▶ [To be done]
Select all lines in the records that include "type".
BEGIN Task data
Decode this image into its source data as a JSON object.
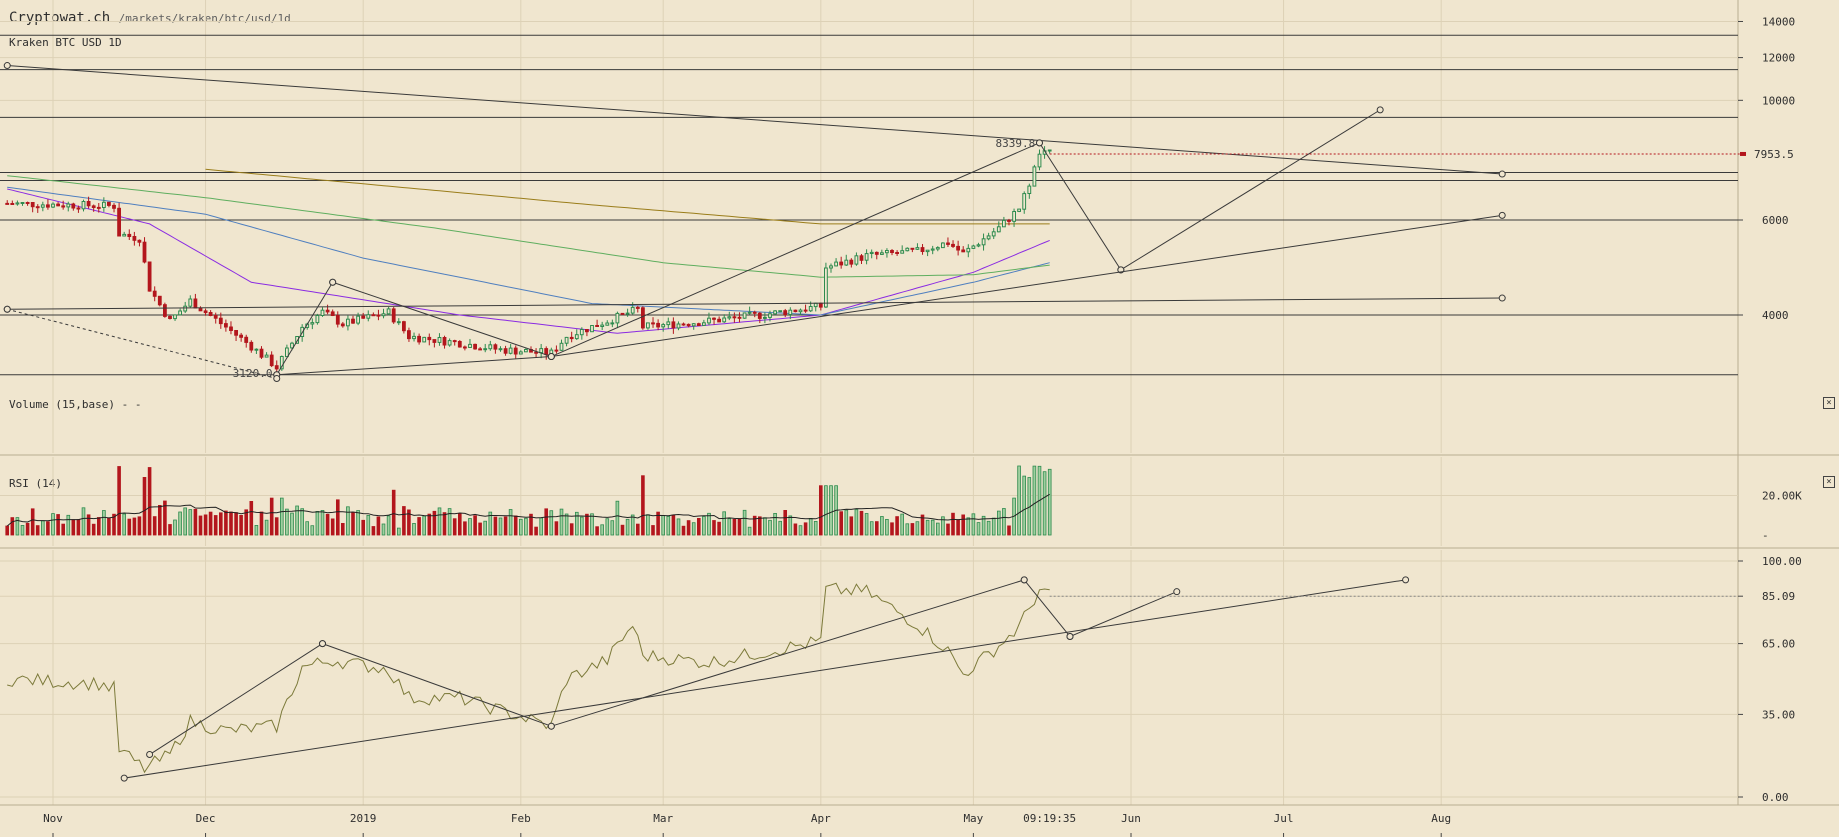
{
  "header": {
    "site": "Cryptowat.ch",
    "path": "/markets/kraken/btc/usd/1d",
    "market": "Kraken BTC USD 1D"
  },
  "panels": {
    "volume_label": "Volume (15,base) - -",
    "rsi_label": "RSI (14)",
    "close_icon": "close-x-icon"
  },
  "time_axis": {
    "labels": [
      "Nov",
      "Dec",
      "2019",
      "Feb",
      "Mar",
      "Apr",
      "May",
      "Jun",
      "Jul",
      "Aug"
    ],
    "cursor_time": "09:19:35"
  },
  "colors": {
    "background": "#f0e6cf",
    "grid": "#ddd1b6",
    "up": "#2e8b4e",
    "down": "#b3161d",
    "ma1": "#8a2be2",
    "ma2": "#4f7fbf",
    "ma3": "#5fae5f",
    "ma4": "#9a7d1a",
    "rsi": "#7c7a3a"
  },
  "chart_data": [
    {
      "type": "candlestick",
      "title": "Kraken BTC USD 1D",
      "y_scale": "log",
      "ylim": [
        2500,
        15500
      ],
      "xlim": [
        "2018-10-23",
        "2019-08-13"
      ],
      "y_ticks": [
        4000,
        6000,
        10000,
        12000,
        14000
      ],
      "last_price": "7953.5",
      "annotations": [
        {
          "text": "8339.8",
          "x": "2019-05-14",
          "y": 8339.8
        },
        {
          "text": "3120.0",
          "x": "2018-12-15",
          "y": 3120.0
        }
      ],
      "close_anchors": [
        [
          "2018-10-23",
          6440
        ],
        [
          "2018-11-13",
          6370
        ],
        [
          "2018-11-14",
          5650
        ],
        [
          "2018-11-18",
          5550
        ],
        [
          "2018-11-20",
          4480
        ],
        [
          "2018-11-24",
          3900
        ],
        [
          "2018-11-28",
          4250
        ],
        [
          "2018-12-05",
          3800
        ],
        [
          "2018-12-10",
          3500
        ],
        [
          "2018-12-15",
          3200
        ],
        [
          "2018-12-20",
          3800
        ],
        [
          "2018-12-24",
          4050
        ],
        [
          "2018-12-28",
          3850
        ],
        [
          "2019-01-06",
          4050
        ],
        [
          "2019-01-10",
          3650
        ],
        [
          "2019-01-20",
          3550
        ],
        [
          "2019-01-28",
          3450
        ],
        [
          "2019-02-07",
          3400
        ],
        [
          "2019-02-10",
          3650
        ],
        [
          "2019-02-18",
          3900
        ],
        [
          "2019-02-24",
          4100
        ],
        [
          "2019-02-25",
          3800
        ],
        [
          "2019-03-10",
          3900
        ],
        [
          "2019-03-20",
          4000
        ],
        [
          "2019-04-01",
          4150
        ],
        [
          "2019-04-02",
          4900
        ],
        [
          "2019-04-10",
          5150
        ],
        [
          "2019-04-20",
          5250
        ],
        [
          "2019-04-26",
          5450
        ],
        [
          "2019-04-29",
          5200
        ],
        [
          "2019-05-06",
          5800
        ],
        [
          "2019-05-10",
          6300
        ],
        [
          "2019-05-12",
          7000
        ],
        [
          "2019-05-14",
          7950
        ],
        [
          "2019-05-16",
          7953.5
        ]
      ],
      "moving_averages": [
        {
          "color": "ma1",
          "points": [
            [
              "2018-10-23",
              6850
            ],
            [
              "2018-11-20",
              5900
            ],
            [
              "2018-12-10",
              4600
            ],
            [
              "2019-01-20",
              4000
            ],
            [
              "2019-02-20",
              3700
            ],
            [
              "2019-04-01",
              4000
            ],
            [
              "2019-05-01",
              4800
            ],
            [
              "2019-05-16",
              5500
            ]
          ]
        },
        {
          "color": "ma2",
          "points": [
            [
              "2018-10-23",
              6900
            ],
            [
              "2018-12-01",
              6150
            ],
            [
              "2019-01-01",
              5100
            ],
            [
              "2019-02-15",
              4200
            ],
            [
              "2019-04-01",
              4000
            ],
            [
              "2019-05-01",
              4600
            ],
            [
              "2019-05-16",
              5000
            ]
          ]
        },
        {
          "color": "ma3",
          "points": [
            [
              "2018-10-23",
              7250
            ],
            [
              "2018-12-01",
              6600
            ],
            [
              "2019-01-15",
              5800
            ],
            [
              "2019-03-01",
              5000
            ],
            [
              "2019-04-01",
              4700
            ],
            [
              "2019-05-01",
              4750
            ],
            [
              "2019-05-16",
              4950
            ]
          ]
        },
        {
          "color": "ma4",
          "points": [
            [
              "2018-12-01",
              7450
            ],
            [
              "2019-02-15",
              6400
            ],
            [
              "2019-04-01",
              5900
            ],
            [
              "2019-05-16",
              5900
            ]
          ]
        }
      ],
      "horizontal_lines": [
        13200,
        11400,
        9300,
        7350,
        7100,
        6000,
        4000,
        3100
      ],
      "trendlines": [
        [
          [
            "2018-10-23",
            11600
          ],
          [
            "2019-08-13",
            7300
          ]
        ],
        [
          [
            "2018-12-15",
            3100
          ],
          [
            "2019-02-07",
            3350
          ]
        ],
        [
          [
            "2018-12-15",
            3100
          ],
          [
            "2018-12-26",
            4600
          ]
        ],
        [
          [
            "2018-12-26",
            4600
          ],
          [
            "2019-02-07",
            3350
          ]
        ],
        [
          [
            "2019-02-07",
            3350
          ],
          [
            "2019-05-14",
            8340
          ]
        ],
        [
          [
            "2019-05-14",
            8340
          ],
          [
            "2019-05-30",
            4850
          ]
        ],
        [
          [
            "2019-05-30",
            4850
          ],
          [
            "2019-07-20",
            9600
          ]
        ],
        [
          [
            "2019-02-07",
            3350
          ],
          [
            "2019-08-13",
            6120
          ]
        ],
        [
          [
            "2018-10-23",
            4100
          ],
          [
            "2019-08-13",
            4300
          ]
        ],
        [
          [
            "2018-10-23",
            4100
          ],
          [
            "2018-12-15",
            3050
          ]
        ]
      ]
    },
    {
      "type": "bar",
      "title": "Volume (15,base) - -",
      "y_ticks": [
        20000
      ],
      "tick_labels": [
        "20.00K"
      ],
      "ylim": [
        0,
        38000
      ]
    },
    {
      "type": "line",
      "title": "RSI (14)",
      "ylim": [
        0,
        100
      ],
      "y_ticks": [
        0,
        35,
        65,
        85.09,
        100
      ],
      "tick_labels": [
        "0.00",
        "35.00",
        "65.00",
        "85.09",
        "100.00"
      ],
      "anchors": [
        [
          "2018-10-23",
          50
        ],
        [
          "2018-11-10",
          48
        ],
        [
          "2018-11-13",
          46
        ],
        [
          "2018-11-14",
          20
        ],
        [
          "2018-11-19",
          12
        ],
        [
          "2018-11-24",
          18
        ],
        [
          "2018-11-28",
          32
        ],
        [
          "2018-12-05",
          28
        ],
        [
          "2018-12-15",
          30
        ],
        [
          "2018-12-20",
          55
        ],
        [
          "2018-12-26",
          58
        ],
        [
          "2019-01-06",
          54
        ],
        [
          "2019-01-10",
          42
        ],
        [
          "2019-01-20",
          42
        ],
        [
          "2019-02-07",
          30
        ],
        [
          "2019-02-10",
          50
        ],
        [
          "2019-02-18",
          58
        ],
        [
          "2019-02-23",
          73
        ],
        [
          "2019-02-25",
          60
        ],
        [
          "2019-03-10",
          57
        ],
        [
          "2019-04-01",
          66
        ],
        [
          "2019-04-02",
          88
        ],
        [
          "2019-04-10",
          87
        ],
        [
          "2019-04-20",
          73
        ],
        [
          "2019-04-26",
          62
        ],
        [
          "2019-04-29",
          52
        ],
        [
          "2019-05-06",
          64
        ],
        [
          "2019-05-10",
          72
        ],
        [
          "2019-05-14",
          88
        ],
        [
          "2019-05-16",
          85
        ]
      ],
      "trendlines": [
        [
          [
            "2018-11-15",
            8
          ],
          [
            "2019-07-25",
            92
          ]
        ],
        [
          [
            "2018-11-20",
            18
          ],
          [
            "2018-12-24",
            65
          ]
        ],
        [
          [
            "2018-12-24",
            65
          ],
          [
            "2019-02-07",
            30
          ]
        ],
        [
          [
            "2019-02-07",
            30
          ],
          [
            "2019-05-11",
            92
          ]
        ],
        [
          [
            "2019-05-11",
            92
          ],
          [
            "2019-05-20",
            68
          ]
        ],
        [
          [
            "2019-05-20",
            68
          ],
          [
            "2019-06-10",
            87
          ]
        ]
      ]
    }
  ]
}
END Task data
▶ [Completed exercise]
      "type": "candlestick",
      "type": "bar",
      "type": "line",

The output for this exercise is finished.